(Spatial annotation lines)
____

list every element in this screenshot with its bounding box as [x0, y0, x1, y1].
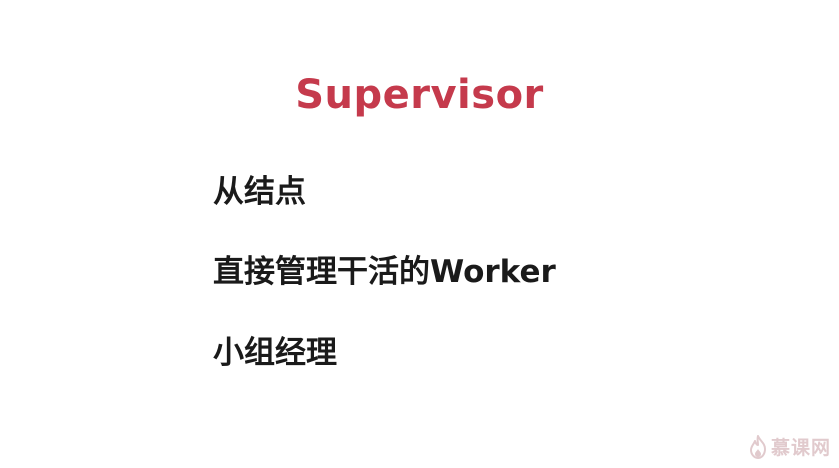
bullet-line-1: 从结点 [213, 174, 306, 210]
slide: Supervisor 从结点 直接管理干活的Worker 小组经理 慕课网 [0, 0, 839, 468]
bullet-line-3: 小组经理 [213, 335, 337, 371]
slide-title: Supervisor [295, 72, 544, 118]
watermark-logo: 慕课网 [749, 433, 831, 460]
bullet-line-2: 直接管理干活的Worker [213, 254, 556, 290]
watermark-text: 慕课网 [770, 437, 831, 459]
flame-icon [749, 434, 766, 459]
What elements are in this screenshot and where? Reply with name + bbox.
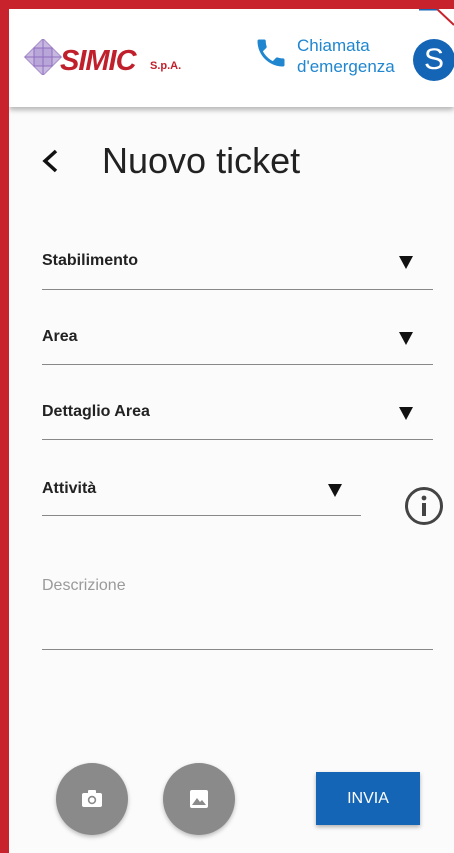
corner-decoration — [419, 9, 454, 34]
back-arrow-icon[interactable] — [39, 146, 61, 181]
dropdown-arrow-icon[interactable] — [399, 407, 413, 420]
emergency-line-2: d'emergenza — [297, 57, 395, 76]
camera-icon — [82, 790, 102, 807]
info-icon[interactable] — [404, 486, 444, 531]
app-screen: SIMIC S.p.A. Chiamata d'emergenza S Nuov… — [9, 9, 454, 853]
stabilimento-label: Stabilimento — [42, 252, 139, 269]
page-title: Nuovo ticket — [102, 140, 301, 181]
image-icon — [190, 790, 208, 808]
dropdown-arrow-icon[interactable] — [399, 332, 413, 345]
stabilimento-underline — [42, 289, 433, 290]
phone-icon[interactable] — [253, 35, 289, 76]
app-header: SIMIC S.p.A. Chiamata d'emergenza S — [9, 9, 454, 107]
area-label: Area — [42, 328, 78, 345]
brand-suffix: S.p.A. — [150, 60, 182, 72]
descrizione-placeholder: Descrizione — [42, 577, 126, 594]
dettaglio-area-underline — [42, 439, 433, 440]
emergency-line-1: Chiamata — [297, 36, 370, 55]
dettaglio-area-label: Dettaglio Area — [42, 403, 150, 420]
attivita-underline — [42, 515, 361, 516]
send-button[interactable]: INVIA — [316, 772, 420, 825]
descrizione-underline — [42, 649, 433, 650]
logo-diamond-icon — [23, 37, 63, 80]
area-underline — [42, 364, 433, 365]
gallery-button[interactable] — [163, 763, 235, 835]
emergency-call-link[interactable]: Chiamata d'emergenza — [297, 35, 395, 77]
dropdown-arrow-icon[interactable] — [328, 484, 342, 497]
attivita-label: Attività — [42, 480, 97, 497]
brand-name: SIMIC — [60, 45, 137, 77]
avatar[interactable]: S — [413, 39, 454, 81]
dropdown-arrow-icon[interactable] — [399, 256, 413, 269]
camera-button[interactable] — [56, 763, 128, 835]
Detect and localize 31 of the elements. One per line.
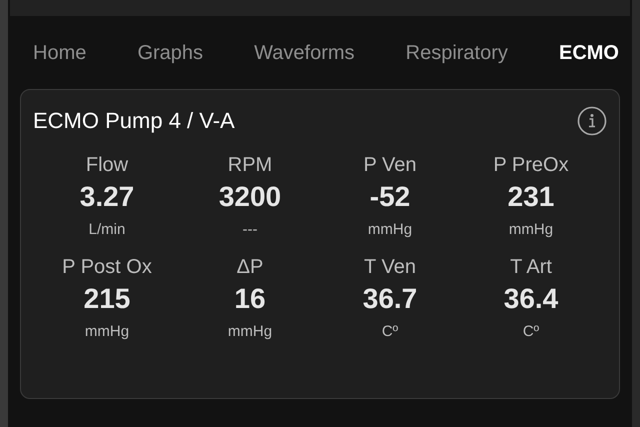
metric-unit: --- [242, 221, 258, 238]
metric-label: T Art [510, 256, 552, 279]
card-title: ECMO Pump 4 / V-A [33, 108, 235, 134]
metric-unit: mmHg [368, 221, 412, 238]
tab[interactable]: Graphs [130, 42, 210, 65]
metric-label: Flow [86, 154, 128, 177]
info-icon[interactable] [577, 106, 607, 136]
metric-value: -52 [370, 181, 410, 213]
metric-label: P Post Ox [62, 256, 152, 279]
metric-label: RPM [228, 154, 272, 177]
metric-unit: mmHg [84, 323, 130, 340]
metric-unit: mmHg [508, 221, 554, 238]
metric-label: P PreOx [493, 154, 569, 177]
metric-value: 215 [84, 283, 130, 315]
metric-value: 36.7 [362, 283, 418, 315]
metric-value: 231 [508, 181, 554, 213]
metric-unit: Cº [382, 323, 398, 340]
metric-unit: Cº [522, 323, 540, 340]
tab[interactable]: Respiratory [398, 42, 515, 65]
metric-label: ΔP [236, 256, 264, 279]
metric-value: 36.4 [504, 283, 558, 315]
tab[interactable]: Home [26, 42, 94, 65]
metric-value: 3.27 [80, 181, 134, 213]
tab[interactable]: Waveforms [247, 42, 362, 65]
metric-value: 16 [234, 283, 266, 315]
metric-unit: L/min [88, 221, 126, 238]
metric-label: T Ven [364, 256, 416, 279]
metric-value: 3200 [218, 181, 282, 213]
tab[interactable]: ECMO [552, 42, 626, 65]
metric-label: P Ven [363, 154, 417, 177]
metric-unit: mmHg [228, 323, 272, 340]
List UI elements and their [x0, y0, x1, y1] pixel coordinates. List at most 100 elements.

____

* _REQUIRED TASK_: Express every line above as a JSON list of strings, one string per line, skipping blank lines. Leave the picture placeholders out of the answer.

* _TASK RESULT_:
[
  "list every element in this screenshot with its bounding box as [x0, y0, x1, y1].",
  "bullet-line-1: 从结点 [213, 174, 306, 210]",
  "slide: Supervisor 从结点 直接管理干活的Worker 小组经理 慕课网 [0, 0, 839, 468]",
  "bullet-line-3: 小组经理 [213, 335, 337, 371]",
  "slide-title: Supervisor [295, 72, 544, 118]",
  "watermark-logo: 慕课网 [749, 433, 831, 460]",
  "bullet-line-2: 直接管理干活的Worker [213, 254, 556, 290]",
  "watermark-text: 慕课网 [770, 437, 831, 459]",
  "flame-icon [749, 434, 766, 459]",
  "What elements are in this screenshot and where? Reply with name + bbox.",
  "corner-decoration — [419, 9, 454, 34]",
  "back-arrow-icon[interactable] — [39, 146, 61, 181]",
  "dropdown-arrow-icon[interactable] — [399, 407, 413, 420]",
  "emergency-line-2: d'emergenza — [297, 57, 395, 76]",
  "camera-icon — [82, 790, 102, 807]",
  "info-icon[interactable] — [404, 486, 444, 531]",
  "app-screen: SIMIC S.p.A. Chiamata d'emergenza S Nuov… — [9, 9, 454, 853]",
  "stabilimento-label: Stabilimento — [42, 252, 139, 269]",
  "page-title: Nuovo ticket — [102, 140, 301, 181]",
  "image-icon — [190, 790, 208, 808]",
  "dropdown-arrow-icon[interactable] — [399, 332, 413, 345]",
  "stabilimento-underline — [42, 289, 433, 290]",
  "phone-icon[interactable] — [253, 35, 289, 76]",
  "app-header: SIMIC S.p.A. Chiamata d'emergenza S — [9, 9, 454, 107]",
  "area-label: Area — [42, 328, 78, 345]",
  "brand-suffix: S.p.A. — [150, 60, 182, 72]",
  "descrizione-placeholder: Descrizione — [42, 577, 126, 594]",
  "dettaglio-area-underline — [42, 439, 433, 440]",
  "emergency-line-1: Chiamata — [297, 36, 370, 55]",
  "dettaglio-area-label: Dettaglio Area — [42, 403, 150, 420]",
  "attivita-underline — [42, 515, 361, 516]",
  "send-button[interactable]: INVIA — [316, 772, 420, 825]",
  "descrizione-underline — [42, 649, 433, 650]",
  "logo-diamond-icon — [23, 37, 63, 80]",
  "area-underline — [42, 364, 433, 365]",
  "gallery-button[interactable] — [163, 763, 235, 835]",
  "emergency-call-link[interactable]: Chiamata d'emergenza — [297, 35, 395, 77]",
  "dropdown-arrow-icon[interactable] — [328, 484, 342, 497]",
  "attivita-label: Attività — [42, 480, 97, 497]",
  "brand-name: SIMIC — [60, 45, 137, 77]",
  "avatar[interactable]: S — [413, 39, 454, 81]",
  "dropdown-arrow-icon[interactable] — [399, 256, 413, 269]",
  "camera-button[interactable] — [56, 763, 128, 835]",
  "Detect and localize 31 of the elements. One per line.",
  "metric-unit: --- [242, 221, 258, 238]",
  "metric-label: T Art [510, 256, 552, 279]",
  "card-title: ECMO Pump 4 / V-A [33, 108, 235, 134]",
  "metric-unit: mmHg [368, 221, 412, 238]",
  "tab[interactable]: Graphs [130, 42, 210, 65]",
  "metric-label: Flow [86, 154, 128, 177]",
  "info-icon[interactable] [577, 106, 607, 136]",
  "metric-value: -52 [370, 181, 410, 213]",
  "metric-label: P Post Ox [62, 256, 152, 279]",
  "metric-label: RPM [228, 154, 272, 177]",
  "metric-unit: mmHg [84, 323, 130, 340]",
  "metric-unit: mmHg [508, 221, 554, 238]",
  "metric-label: P PreOx [493, 154, 569, 177]",
  "metric-value: 215 [84, 283, 130, 315]",
  "metric-value: 36.7 [362, 283, 418, 315]",
  "metric-value: 231 [508, 181, 554, 213]",
  "metric-unit: Cº [382, 323, 398, 340]",
  "metric-unit: Cº [522, 323, 540, 340]",
  "tab[interactable]: Respiratory [398, 42, 515, 65]",
  "metric-label: ΔP [236, 256, 264, 279]",
  "metric-value: 36.4 [504, 283, 558, 315]",
  "tab[interactable]: Home [26, 42, 94, 65]",
  "metric-value: 3.27 [80, 181, 134, 213]",
  "tab[interactable]: Waveforms [247, 42, 362, 65]",
  "metric-value: 16 [234, 283, 266, 315]",
  "metric-unit: L/min [88, 221, 126, 238]",
  "metric-label: T Ven [364, 256, 416, 279]",
  "metric-value: 3200 [218, 181, 282, 213]",
  "tab[interactable]: ECMO [552, 42, 626, 65]",
  "metric-label: P Ven [363, 154, 417, 177]",
  "metric-unit: mmHg [228, 323, 272, 340]",
  "List UI elements and their [x0, y0, x1, y1] pixel coordinates. List at most 100 elements."
]